> [Objective]
Every record must be written out once more, with nothing added or omitted.

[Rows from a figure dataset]
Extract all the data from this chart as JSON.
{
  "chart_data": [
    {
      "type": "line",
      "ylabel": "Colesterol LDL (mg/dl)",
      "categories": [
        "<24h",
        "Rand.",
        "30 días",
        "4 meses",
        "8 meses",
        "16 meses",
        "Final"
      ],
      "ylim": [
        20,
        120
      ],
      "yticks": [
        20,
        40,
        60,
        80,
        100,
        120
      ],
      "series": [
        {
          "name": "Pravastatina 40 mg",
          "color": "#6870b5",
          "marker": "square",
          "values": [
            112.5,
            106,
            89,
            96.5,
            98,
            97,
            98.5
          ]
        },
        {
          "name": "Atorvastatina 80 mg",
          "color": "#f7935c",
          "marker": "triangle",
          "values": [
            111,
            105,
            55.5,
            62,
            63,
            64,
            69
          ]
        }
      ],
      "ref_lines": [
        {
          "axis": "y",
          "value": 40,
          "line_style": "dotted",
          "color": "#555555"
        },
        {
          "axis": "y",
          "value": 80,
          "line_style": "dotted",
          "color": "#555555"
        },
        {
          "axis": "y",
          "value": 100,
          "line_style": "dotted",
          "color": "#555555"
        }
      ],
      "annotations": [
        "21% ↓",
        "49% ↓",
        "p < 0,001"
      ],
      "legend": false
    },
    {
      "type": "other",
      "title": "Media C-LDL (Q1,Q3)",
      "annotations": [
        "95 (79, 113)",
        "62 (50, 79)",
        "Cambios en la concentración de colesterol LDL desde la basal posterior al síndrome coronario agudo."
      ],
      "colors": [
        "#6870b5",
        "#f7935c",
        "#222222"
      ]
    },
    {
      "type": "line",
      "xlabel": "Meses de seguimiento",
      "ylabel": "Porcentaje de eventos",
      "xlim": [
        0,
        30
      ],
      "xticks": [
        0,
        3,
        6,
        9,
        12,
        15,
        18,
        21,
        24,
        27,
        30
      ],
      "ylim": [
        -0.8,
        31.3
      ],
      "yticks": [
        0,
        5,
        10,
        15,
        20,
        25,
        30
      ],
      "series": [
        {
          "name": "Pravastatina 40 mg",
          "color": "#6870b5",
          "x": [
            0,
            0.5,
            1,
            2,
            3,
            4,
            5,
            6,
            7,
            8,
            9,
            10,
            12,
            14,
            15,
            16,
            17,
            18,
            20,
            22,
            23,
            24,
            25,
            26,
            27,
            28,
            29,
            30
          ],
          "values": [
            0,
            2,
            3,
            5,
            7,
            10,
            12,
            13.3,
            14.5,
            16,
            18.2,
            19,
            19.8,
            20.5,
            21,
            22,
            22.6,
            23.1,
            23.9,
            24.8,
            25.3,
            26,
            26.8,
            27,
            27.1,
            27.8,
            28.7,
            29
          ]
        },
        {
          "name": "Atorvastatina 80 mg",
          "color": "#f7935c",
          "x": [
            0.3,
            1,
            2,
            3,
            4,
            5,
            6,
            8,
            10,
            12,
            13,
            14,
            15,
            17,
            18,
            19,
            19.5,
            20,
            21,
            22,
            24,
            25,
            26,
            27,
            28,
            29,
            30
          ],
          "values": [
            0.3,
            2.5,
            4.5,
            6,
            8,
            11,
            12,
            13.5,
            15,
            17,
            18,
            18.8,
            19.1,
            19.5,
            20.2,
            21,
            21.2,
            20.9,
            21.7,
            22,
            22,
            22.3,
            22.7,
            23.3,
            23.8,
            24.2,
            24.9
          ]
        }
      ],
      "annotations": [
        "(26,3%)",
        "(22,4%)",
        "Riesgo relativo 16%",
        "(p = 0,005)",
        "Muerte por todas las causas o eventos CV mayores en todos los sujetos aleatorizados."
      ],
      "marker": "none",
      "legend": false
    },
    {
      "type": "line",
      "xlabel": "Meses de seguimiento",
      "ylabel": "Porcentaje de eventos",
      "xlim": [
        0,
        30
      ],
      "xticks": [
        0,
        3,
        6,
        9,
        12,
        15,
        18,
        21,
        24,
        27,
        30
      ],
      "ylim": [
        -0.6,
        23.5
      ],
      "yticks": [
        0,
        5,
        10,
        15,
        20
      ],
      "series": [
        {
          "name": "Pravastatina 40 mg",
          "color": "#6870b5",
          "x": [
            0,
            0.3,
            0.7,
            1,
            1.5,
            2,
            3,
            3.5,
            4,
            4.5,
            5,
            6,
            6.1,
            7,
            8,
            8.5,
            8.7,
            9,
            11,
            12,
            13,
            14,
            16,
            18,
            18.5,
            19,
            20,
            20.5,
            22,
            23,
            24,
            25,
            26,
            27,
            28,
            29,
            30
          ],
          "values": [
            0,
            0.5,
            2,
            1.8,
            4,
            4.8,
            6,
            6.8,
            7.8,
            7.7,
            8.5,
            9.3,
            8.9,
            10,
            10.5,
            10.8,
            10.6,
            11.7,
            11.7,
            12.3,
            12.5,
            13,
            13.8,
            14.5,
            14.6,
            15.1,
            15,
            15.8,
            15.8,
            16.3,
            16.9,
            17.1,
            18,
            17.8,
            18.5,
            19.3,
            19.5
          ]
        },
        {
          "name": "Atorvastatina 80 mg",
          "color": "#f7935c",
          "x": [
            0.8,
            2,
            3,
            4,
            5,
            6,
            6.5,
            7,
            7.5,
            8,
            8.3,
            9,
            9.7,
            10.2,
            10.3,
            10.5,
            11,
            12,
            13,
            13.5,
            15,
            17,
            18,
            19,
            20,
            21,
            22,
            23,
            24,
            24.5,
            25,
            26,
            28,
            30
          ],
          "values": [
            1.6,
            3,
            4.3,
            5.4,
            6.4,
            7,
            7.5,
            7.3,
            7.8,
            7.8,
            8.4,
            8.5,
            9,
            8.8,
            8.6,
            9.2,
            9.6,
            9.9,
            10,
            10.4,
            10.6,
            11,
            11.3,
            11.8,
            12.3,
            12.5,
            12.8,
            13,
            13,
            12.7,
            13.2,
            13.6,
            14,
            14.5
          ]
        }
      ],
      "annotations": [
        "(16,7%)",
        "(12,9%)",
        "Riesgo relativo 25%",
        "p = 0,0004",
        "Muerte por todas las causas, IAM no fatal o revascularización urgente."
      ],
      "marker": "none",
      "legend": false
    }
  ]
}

> [Written response]
Extract all the data from this chart as JSON.
{
  "chart_data": [
    {
      "type": "line",
      "ylabel": "Colesterol LDL (mg/dl)",
      "categories": [
        "<24h",
        "Rand.",
        "30 días",
        "4 meses",
        "8 meses",
        "16 meses",
        "Final"
      ],
      "ylim": [
        20,
        120
      ],
      "yticks": [
        20,
        40,
        60,
        80,
        100,
        120
      ],
      "series": [
        {
          "name": "Pravastatina 40 mg",
          "color": "#6870b5",
          "marker": "square",
          "values": [
            112.5,
            106,
            89,
            96.5,
            98,
            97,
            98.5
          ]
        },
        {
          "name": "Atorvastatina 80 mg",
          "color": "#f7935c",
          "marker": "triangle",
          "values": [
            111,
            105,
            55.5,
            62,
            63,
            64,
            69
          ]
        }
      ],
      "ref_lines": [
        {
          "axis": "y",
          "value": 40,
          "line_style": "dotted",
          "color": "#555555"
        },
        {
          "axis": "y",
          "value": 80,
          "line_style": "dotted",
          "color": "#555555"
        },
        {
          "axis": "y",
          "value": 100,
          "line_style": "dotted",
          "color": "#555555"
        }
      ],
      "annotations": [
        "21% ↓",
        "49% ↓",
        "p < 0,001"
      ],
      "legend": false
    },
    {
      "type": "other",
      "title": "Media C-LDL (Q1,Q3)",
      "annotations": [
        "95 (79, 113)",
        "62 (50, 79)",
        "Cambios en la concentración de colesterol LDL desde la basal posterior al síndrome coronario agudo."
      ],
      "colors": [
        "#6870b5",
        "#f7935c",
        "#222222"
      ]
    },
    {
      "type": "line",
      "xlabel": "Meses de seguimiento",
      "ylabel": "Porcentaje de eventos",
      "xlim": [
        0,
        30
      ],
      "xticks": [
        0,
        3,
        6,
        9,
        12,
        15,
        18,
        21,
        24,
        27,
        30
      ],
      "ylim": [
        -0.8,
        31.3
      ],
      "yticks": [
        0,
        5,
        10,
        15,
        20,
        25,
        30
      ],
      "series": [
        {
          "name": "Pravastatina 40 mg",
          "color": "#6870b5",
          "x": [
            0,
            0.5,
            1,
            2,
            3,
            4,
            5,
            6,
            7,
            8,
            9,
            10,
            12,
            14,
            15,
            16,
            17,
            18,
            20,
            22,
            23,
            24,
            25,
            26,
            27,
            28,
            29,
            30
          ],
          "values": [
            0,
            2,
            3,
            5,
            7,
            10,
            12,
            13.3,
            14.5,
            16,
            18.2,
            19,
            19.8,
            20.5,
            21,
            22,
            22.6,
            23.1,
            23.9,
            24.8,
            25.3,
            26,
            26.8,
            27,
            27.1,
            27.8,
            28.7,
            29
          ]
        },
        {
          "name": "Atorvastatina 80 mg",
          "color": "#f7935c",
          "x": [
            0.3,
            1,
            2,
            3,
            4,
            5,
            6,
            8,
            10,
            12,
            13,
            14,
            15,
            17,
            18,
            19,
            19.5,
            20,
            21,
            22,
            24,
            25,
            26,
            27,
            28,
            29,
            30
          ],
          "values": [
            0.3,
            2.5,
            4.5,
            6,
            8,
            11,
            12,
            13.5,
            15,
            17,
            18,
            18.8,
            19.1,
            19.5,
            20.2,
            21,
            21.2,
            20.9,
            21.7,
            22,
            22,
            22.3,
            22.7,
            23.3,
            23.8,
            24.2,
            24.9
          ]
        }
      ],
      "annotations": [
        "(26,3%)",
        "(22,4%)",
        "Riesgo relativo 16%",
        "(p = 0,005)",
        "Muerte por todas las causas o eventos CV mayores en todos los sujetos aleatorizados."
      ],
      "marker": "none",
      "legend": false
    },
    {
      "type": "line",
      "xlabel": "Meses de seguimiento",
      "ylabel": "Porcentaje de eventos",
      "xlim": [
        0,
        30
      ],
      "xticks": [
        0,
        3,
        6,
        9,
        12,
        15,
        18,
        21,
        24,
        27,
        30
      ],
      "ylim": [
        -0.6,
        23.5
      ],
      "yticks": [
        0,
        5,
        10,
        15,
        20
      ],
      "series": [
        {
          "name": "Pravastatina 40 mg",
          "color": "#6870b5",
          "x": [
            0,
            0.3,
            0.7,
            1,
            1.5,
            2,
            3,
            3.5,
            4,
            4.5,
            5,
            6,
            6.1,
            7,
            8,
            8.5,
            8.7,
            9,
            11,
            12,
            13,
            14,
            16,
            18,
            18.5,
            19,
            20,
            20.5,
            22,
            23,
            24,
            25,
            26,
            27,
            28,
            29,
            30
          ],
          "values": [
            0,
            0.5,
            2,
            1.8,
            4,
            4.8,
            6,
            6.8,
            7.8,
            7.7,
            8.5,
            9.3,
            8.9,
            10,
            10.5,
            10.8,
            10.6,
            11.7,
            11.7,
            12.3,
            12.5,
            13,
            13.8,
            14.5,
            14.6,
            15.1,
            15,
            15.8,
            15.8,
            16.3,
            16.9,
            17.1,
            18,
            17.8,
            18.5,
            19.3,
            19.5
          ]
        },
        {
          "name": "Atorvastatina 80 mg",
          "color": "#f7935c",
          "x": [
            0.8,
            2,
            3,
            4,
            5,
            6,
            6.5,
            7,
            7.5,
            8,
            8.3,
            9,
            9.7,
            10.2,
            10.3,
            10.5,
            11,
            12,
            13,
            13.5,
            15,
            17,
            18,
            19,
            20,
            21,
            22,
            23,
            24,
            24.5,
            25,
            26,
            28,
            30
          ],
          "values": [
            1.6,
            3,
            4.3,
            5.4,
            6.4,
            7,
            7.5,
            7.3,
            7.8,
            7.8,
            8.4,
            8.5,
            9,
            8.8,
            8.6,
            9.2,
            9.6,
            9.9,
            10,
            10.4,
            10.6,
            11,
            11.3,
            11.8,
            12.3,
            12.5,
            12.8,
            13,
            13,
            12.7,
            13.2,
            13.6,
            14,
            14.5
          ]
        }
      ],
      "annotations": [
        "(16,7%)",
        "(12,9%)",
        "Riesgo relativo 25%",
        "p = 0,0004",
        "Muerte por todas las causas, IAM no fatal o revascularización urgente."
      ],
      "marker": "none",
      "legend": false
    }
  ]
}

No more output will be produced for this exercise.